TESTO IN ESAME:
- - -

Barolo e Barbaresco sono due grandi vini piemontesi prodotti con uve Nebbiolo. Il Barolo è definito il “re dei vini”: richiede un lungo invecchiamento (almeno 38 mesi, di cui 18 in botte) e rivela bouquet di rose, ciliegie, tabacco e tartufo. Il Barbaresco è più elegante e pronto da bere un po’ prima. Visitare le cantine delle Langhe significa entrare in un mondo dove ogni produttore custodisce i propri segreti. Una degustazione con visita in cantina costa dai 20 ai 40 euro, e una bottiglia di buon Barolo parte da 35 euro. Il periodo migliore per una visita enologica è ottobre, quando i vigneti si tingono d’oro e di rosso.

Gli agnolotti del Piemonte sono un piatto di pasta ripieno di carne o verdure fritte, spesso servito in brodo di carne (agnolotti in brodo) o con salsa al tartufo. Nei ristoranti della regione, questo piatto è considerato un must della domenica. A differenza dei tortellini emiliani, gli agnolotti hanno una forma quadrata e un impasto più denso. Una porzione costa dai 12 ai 16 euro. L’arte di preparare gli agnolotti si tramanda di generazione in generazione e alcuni agriturismi offrono laboratori di pasta fatta in casa (al costo di 50-80 euro, pranzo incluso).

- - -

MATERIALE FORNITO:
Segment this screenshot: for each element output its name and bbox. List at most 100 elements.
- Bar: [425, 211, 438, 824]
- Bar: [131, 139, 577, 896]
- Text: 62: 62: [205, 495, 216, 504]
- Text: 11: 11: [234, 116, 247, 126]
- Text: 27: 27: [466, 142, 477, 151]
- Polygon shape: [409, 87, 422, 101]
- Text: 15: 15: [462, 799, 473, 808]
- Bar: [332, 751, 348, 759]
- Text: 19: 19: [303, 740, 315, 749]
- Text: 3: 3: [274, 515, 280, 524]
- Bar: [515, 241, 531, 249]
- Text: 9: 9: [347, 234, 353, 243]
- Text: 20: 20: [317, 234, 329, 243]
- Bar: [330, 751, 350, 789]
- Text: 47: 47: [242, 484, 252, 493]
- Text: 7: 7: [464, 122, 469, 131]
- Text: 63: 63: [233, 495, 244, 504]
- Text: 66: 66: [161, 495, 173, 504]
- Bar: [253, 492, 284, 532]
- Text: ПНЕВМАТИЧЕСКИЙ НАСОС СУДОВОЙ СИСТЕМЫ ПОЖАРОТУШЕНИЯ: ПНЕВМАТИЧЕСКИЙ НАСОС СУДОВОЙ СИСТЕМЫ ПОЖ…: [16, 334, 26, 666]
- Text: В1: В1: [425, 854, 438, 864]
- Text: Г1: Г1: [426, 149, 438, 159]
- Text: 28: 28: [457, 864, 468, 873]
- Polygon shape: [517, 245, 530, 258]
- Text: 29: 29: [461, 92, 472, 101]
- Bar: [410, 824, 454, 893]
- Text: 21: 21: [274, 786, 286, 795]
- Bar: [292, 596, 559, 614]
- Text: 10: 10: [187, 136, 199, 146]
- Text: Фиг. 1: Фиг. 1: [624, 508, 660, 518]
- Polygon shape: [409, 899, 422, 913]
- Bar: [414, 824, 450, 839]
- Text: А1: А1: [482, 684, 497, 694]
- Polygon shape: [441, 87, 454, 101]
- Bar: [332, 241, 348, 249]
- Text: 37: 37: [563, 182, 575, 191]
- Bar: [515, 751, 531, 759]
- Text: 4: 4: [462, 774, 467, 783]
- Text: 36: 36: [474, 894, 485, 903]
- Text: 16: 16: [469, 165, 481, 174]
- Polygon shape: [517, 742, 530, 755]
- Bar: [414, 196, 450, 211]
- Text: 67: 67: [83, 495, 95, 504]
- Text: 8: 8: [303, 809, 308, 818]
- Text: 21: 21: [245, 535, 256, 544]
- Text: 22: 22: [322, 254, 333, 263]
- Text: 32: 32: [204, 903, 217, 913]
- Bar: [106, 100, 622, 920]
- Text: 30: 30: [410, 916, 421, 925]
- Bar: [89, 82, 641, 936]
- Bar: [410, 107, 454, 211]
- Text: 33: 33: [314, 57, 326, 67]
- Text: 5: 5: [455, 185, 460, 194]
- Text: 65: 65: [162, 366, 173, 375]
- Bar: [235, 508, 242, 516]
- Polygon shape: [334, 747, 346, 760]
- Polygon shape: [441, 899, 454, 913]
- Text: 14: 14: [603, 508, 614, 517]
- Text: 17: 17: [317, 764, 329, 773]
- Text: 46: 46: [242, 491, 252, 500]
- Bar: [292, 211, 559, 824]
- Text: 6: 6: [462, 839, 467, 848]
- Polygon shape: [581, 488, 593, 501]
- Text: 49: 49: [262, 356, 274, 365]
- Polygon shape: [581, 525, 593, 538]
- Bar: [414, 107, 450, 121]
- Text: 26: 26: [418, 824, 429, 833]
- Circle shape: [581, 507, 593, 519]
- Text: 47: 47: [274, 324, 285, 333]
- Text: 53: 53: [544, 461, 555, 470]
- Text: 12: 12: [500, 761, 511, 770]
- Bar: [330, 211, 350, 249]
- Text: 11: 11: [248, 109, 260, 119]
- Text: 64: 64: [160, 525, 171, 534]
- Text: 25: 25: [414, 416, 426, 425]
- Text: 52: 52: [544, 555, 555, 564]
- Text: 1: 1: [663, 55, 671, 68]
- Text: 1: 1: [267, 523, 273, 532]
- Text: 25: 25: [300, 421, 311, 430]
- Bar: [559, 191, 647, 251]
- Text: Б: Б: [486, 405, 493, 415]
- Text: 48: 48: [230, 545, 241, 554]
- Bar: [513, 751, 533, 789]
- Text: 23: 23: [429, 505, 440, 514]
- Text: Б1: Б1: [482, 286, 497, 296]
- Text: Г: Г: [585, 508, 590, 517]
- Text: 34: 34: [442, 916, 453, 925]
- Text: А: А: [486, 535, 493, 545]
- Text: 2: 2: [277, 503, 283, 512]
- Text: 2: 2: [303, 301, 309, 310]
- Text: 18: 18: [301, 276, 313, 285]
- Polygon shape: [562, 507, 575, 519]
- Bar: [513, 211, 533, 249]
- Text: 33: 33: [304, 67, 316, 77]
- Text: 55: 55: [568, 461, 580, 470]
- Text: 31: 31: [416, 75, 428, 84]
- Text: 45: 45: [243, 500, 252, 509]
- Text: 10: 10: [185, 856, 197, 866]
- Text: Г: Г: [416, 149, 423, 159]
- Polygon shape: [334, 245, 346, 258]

- - -

OBIETTIVO DEL COMPITO: Secondo il testo in esame, qual è il periodo migliore per una visita enologica nelle Langhe? I record non hanno alcuna relazione con il testo in esame.

SOLUZIONE PROPOSTA: Ottobre, quando i vigneti si tingono d’oro e di rosso.